### The exercise
Gather all lines containing the string "argumentatif" and copy them out.

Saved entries

___

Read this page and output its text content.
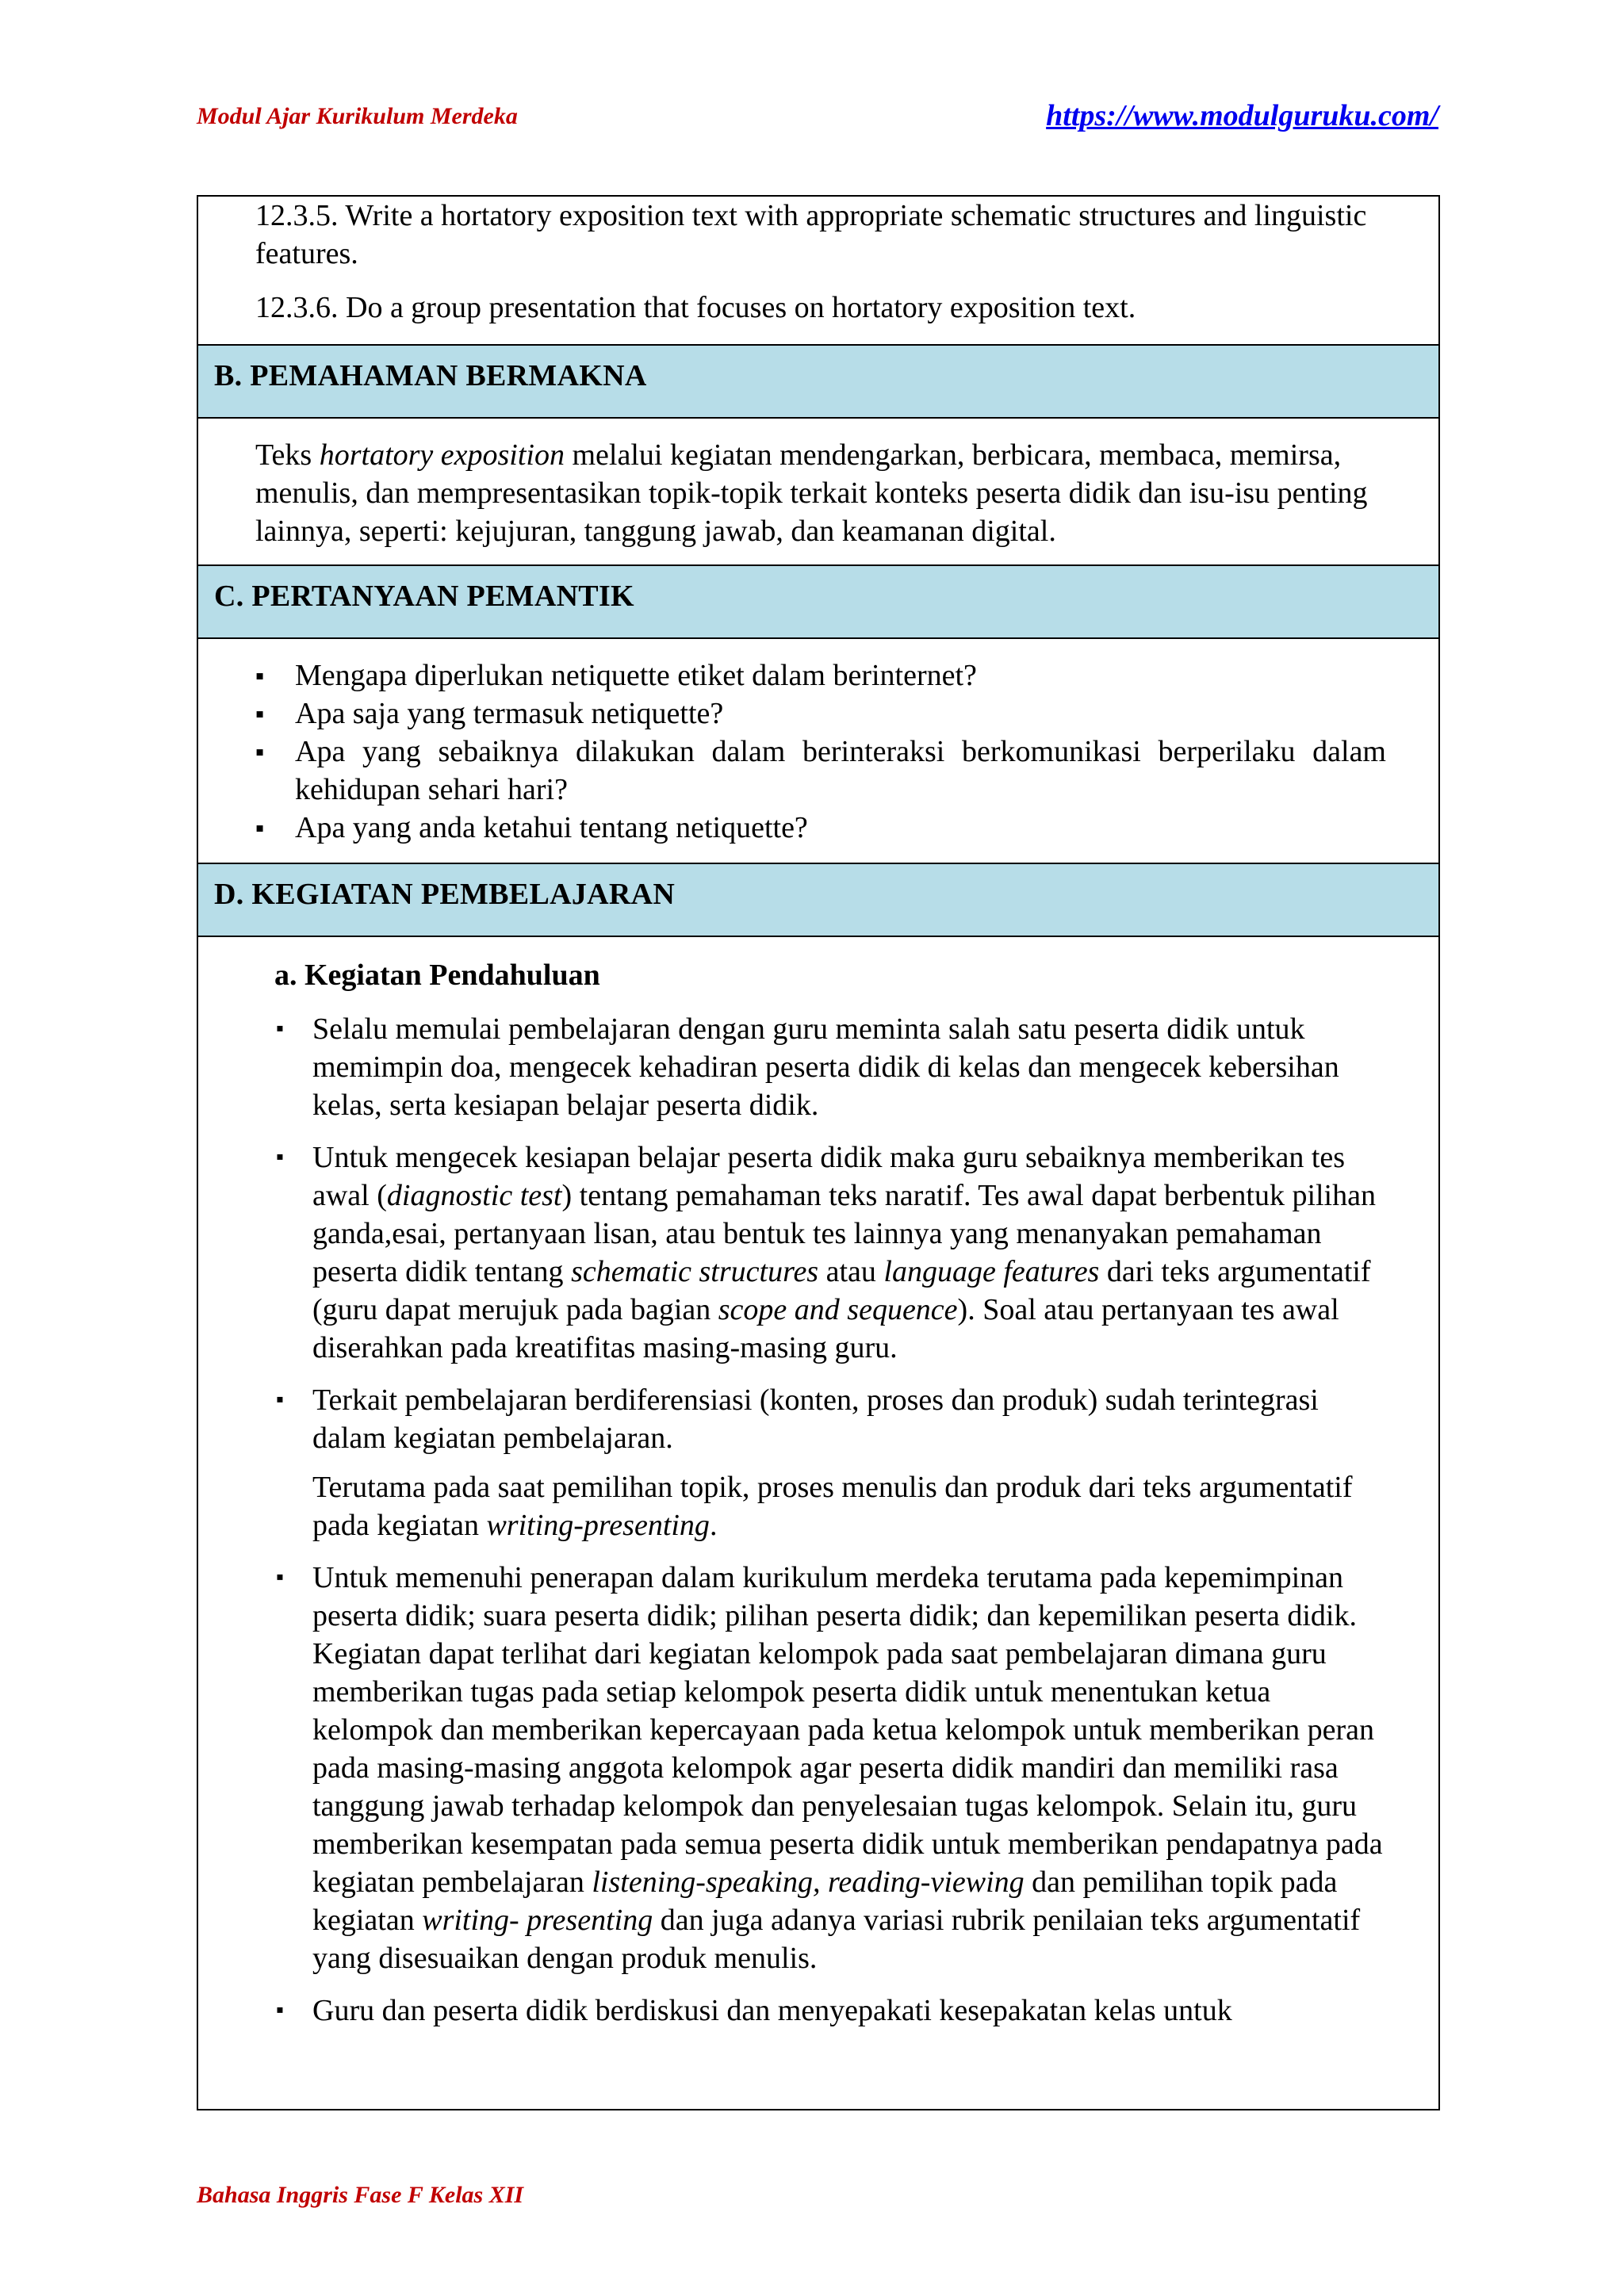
Modul Ajar Kurikulum Merdeka	https://www.modulguruku.com/
12.3.5. Write a hortatory exposition text with appropriate schematic structures and linguistic features.
12.3.6. Do a group presentation that focuses on hortatory exposition text.
B. PEMAHAMAN BERMAKNA
Teks hortatory exposition melalui kegiatan mendengarkan, berbicara, membaca, memirsa, menulis, dan mempresentasikan topik-topik terkait konteks peserta didik dan isu-isu penting lainnya, seperti: kejujuran, tanggung jawab, dan keamanan digital.
C. PERTANYAAN PEMANTIK
▪ Mengapa diperlukan netiquette etiket dalam berinternet?
▪ Apa saja yang termasuk netiquette?
▪ Apa yang sebaiknya dilakukan dalam berinteraksi berkomunikasi berperilaku dalam kehidupan sehari hari?
▪ Apa yang anda ketahui tentang netiquette?
D. KEGIATAN PEMBELAJARAN
a. Kegiatan Pendahuluan
▪ Selalu memulai pembelajaran dengan guru meminta salah satu peserta didik untuk memimpin doa, mengecek kehadiran peserta didik di kelas dan mengecek kebersihan kelas, serta kesiapan belajar peserta didik.
▪ Untuk mengecek kesiapan belajar peserta didik maka guru sebaiknya memberikan tes awal (diagnostic test) tentang pemahaman teks naratif. Tes awal dapat berbentuk pilihan ganda,esai, pertanyaan lisan, atau bentuk tes lainnya yang menanyakan pemahaman peserta didik tentang schematic structures atau language features dari teks argumentatif (guru dapat merujuk pada bagian scope and sequence). Soal atau pertanyaan tes awal diserahkan pada kreatifitas masing-masing guru.
▪ Terkait pembelajaran berdiferensiasi (konten, proses dan produk) sudah terintegrasi dalam kegiatan pembelajaran.
Terutama pada saat pemilihan topik, proses menulis dan produk dari teks argumentatif pada kegiatan writing-presenting.
▪ Untuk memenuhi penerapan dalam kurikulum merdeka terutama pada kepemimpinan peserta didik; suara peserta didik; pilihan peserta didik; dan kepemilikan peserta didik. Kegiatan dapat terlihat dari kegiatan kelompok pada saat pembelajaran dimana guru memberikan tugas pada setiap kelompok peserta didik untuk menentukan ketua kelompok dan memberikan kepercayaan pada ketua kelompok untuk memberikan peran pada masing-masing anggota kelompok agar peserta didik mandiri dan memiliki rasa tanggung jawab terhadap kelompok dan penyelesaian tugas kelompok. Selain itu, guru memberikan kesempatan pada semua peserta didik untuk memberikan pendapatnya pada kegiatan pembelajaran listening-speaking, reading-viewing dan pemilihan topik pada kegiatan writing- presenting dan juga adanya variasi rubrik penilaian teks argumentatif yang disesuaikan dengan produk menulis.
▪ Guru dan peserta didik berdiskusi dan menyepakati kesepakatan kelas untuk
Bahasa Inggris Fase F Kelas XII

___

### Task solution
▪ Untuk mengecek kesiapan belajar peserta didik maka guru sebaiknya memberikan tes awal (diagnostic test) tentang pemahaman teks naratif. Tes awal dapat berbentuk pilihan ganda,esai, pertanyaan lisan, atau bentuk tes lainnya yang menanyakan pemahaman peserta didik tentang schematic structures atau language features dari teks argumentatif (guru dapat merujuk pada bagian scope and sequence). Soal atau pertanyaan tes awal diserahkan pada kreatifitas masing-masing guru.
Terutama pada saat pemilihan topik, proses menulis dan produk dari teks argumentatif pada kegiatan writing-presenting.
▪ Untuk memenuhi penerapan dalam kurikulum merdeka terutama pada kepemimpinan peserta didik; suara peserta didik; pilihan peserta didik; dan kepemilikan peserta didik. Kegiatan dapat terlihat dari kegiatan kelompok pada saat pembelajaran dimana guru memberikan tugas pada setiap kelompok peserta didik untuk menentukan ketua kelompok dan memberikan kepercayaan pada ketua kelompok untuk memberikan peran pada masing-masing anggota kelompok agar peserta didik mandiri dan memiliki rasa tanggung jawab terhadap kelompok dan penyelesaian tugas kelompok. Selain itu, guru memberikan kesempatan pada semua peserta didik untuk memberikan pendapatnya pada kegiatan pembelajaran listening-speaking, reading-viewing dan pemilihan topik pada kegiatan writing- presenting dan juga adanya variasi rubrik penilaian teks argumentatif yang disesuaikan dengan produk menulis.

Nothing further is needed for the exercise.